**DATA EXCERPTS:**
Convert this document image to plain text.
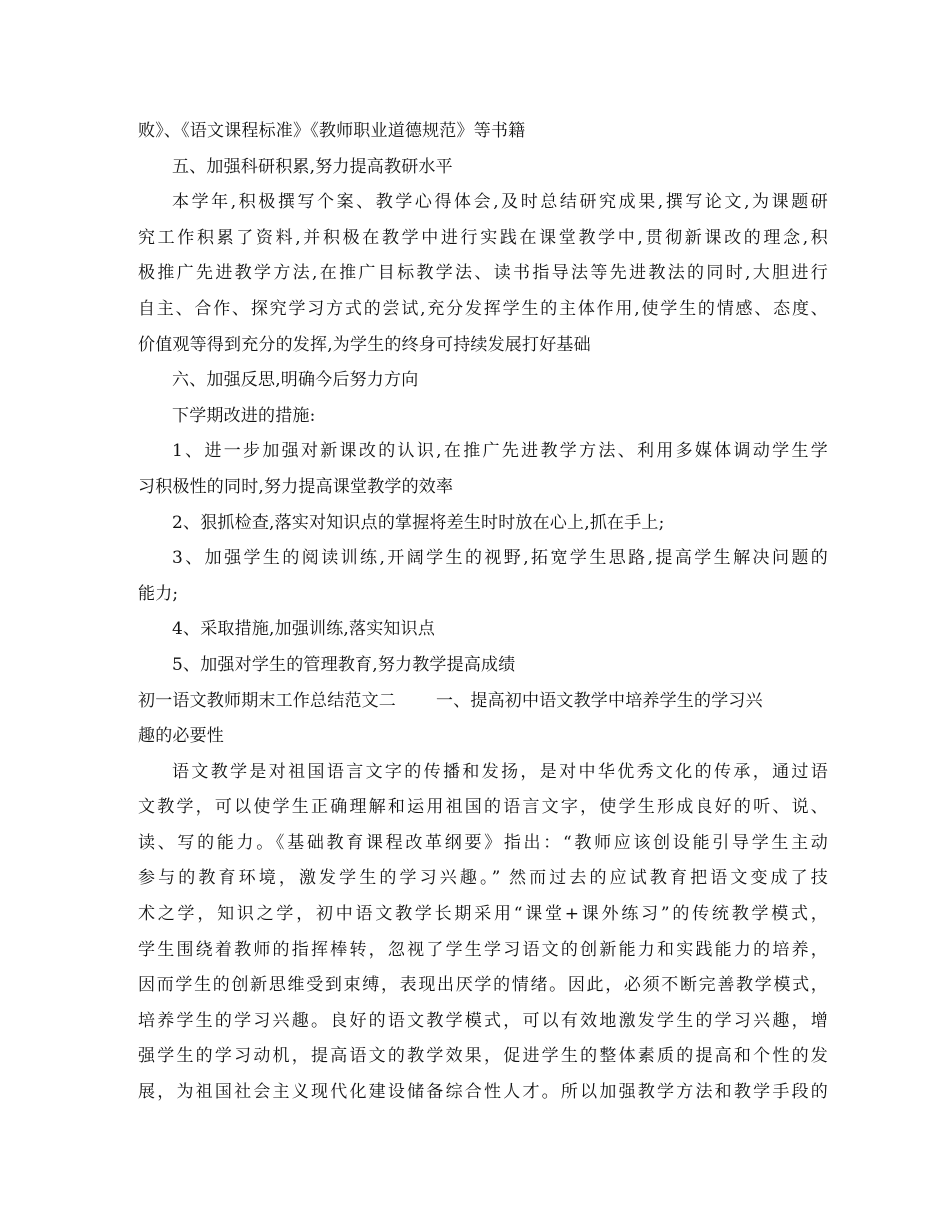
败》、《语文课程标准》《教师职业道德规范》等书籍
五、加强科研积累,努力提高教研水平
本学年,积极撰写个案、教学心得体会,及时总结研究成果,撰写论文,为课题研
究工作积累了资料,并积极在教学中进行实践在课堂教学中,贯彻新课改的理念,积
极推广先进教学方法,在推广目标教学法、读书指导法等先进教法的同时,大胆进行
自主、合作、探究学习方式的尝试,充分发挥学生的主体作用,使学生的情感、态度、
价值观等得到充分的发挥,为学生的终身可持续发展打好基础
六、加强反思,明确今后努力方向
下学期改进的措施:
1、进一步加强对新课改的认识,在推广先进教学方法、利用多媒体调动学生学
习积极性的同时,努力提高课堂教学的效率
2、狠抓检查,落实对知识点的掌握将差生时时放在心上,抓在手上;
3、加强学生的阅读训练,开阔学生的视野,拓宽学生思路,提高学生解决问题的
能力;
4、采取措施,加强训练,落实知识点
5、加强对学生的管理教育,努力教学提高成绩
初一语文教师期末工作总结范文二 一、提高初中语文教学中培养学生的学习兴
趣的必要性
语文教学是对祖国语言文字的传播和发扬，是对中华优秀文化的传承，通过语
文教学，可以使学生正确理解和运用祖国的语言文字，使学生形成良好的听、说、
读、写的能力。《基础教育课程改革纲要》指出：“教师应该创设能引导学生主动
参与的教育环境，激发学生的学习兴趣。” 然而过去的应试教育把语文变成了技
术之学，知识之学，初中语文教学长期采用“课堂+课外练习”的传统教学模式，
学生围绕着教师的指挥棒转，忽视了学生学习语文的创新能力和实践能力的培养，
因而学生的创新思维受到束缚，表现出厌学的情绪。因此，必须不断完善教学模式，
培养学生的学习兴趣。良好的语文教学模式，可以有效地激发学生的学习兴趣，增
强学生的学习动机，提高语文的教学效果，促进学生的整体素质的提高和个性的发
展，为祖国社会主义现代化建设储备综合性人才。所以加强教学方法和教学手段的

**SET PROBLEM:**
Keep the pictures out of your copy, and repeat every entry above exactly.

**RESPONSE TO THE EXERCISE:**
Convert this document image to plain text.
败》、《语文课程标准》《教师职业道德规范》等书籍
五、加强科研积累,努力提高教研水平
本学年,积极撰写个案、教学心得体会,及时总结研究成果,撰写论文,为课题研
究工作积累了资料,并积极在教学中进行实践在课堂教学中,贯彻新课改的理念,积
极推广先进教学方法,在推广目标教学法、读书指导法等先进教法的同时,大胆进行
自主、合作、探究学习方式的尝试,充分发挥学生的主体作用,使学生的情感、态度、
价值观等得到充分的发挥,为学生的终身可持续发展打好基础
六、加强反思,明确今后努力方向
下学期改进的措施:
1、进一步加强对新课改的认识,在推广先进教学方法、利用多媒体调动学生学
习积极性的同时,努力提高课堂教学的效率
2、狠抓检查,落实对知识点的掌握将差生时时放在心上,抓在手上;
3、加强学生的阅读训练,开阔学生的视野,拓宽学生思路,提高学生解决问题的
能力;
4、采取措施,加强训练,落实知识点
5、加强对学生的管理教育,努力教学提高成绩
初一语文教师期末工作总结范文二 一、提高初中语文教学中培养学生的学习兴
趣的必要性
语文教学是对祖国语言文字的传播和发扬，是对中华优秀文化的传承，通过语
文教学，可以使学生正确理解和运用祖国的语言文字，使学生形成良好的听、说、
读、写的能力。《基础教育课程改革纲要》指出：“教师应该创设能引导学生主动
参与的教育环境，激发学生的学习兴趣。” 然而过去的应试教育把语文变成了技
术之学，知识之学，初中语文教学长期采用“课堂+课外练习”的传统教学模式，
学生围绕着教师的指挥棒转，忽视了学生学习语文的创新能力和实践能力的培养，
因而学生的创新思维受到束缚，表现出厌学的情绪。因此，必须不断完善教学模式，
培养学生的学习兴趣。良好的语文教学模式，可以有效地激发学生的学习兴趣，增
强学生的学习动机，提高语文的教学效果，促进学生的整体素质的提高和个性的发
展，为祖国社会主义现代化建设储备综合性人才。所以加强教学方法和教学手段的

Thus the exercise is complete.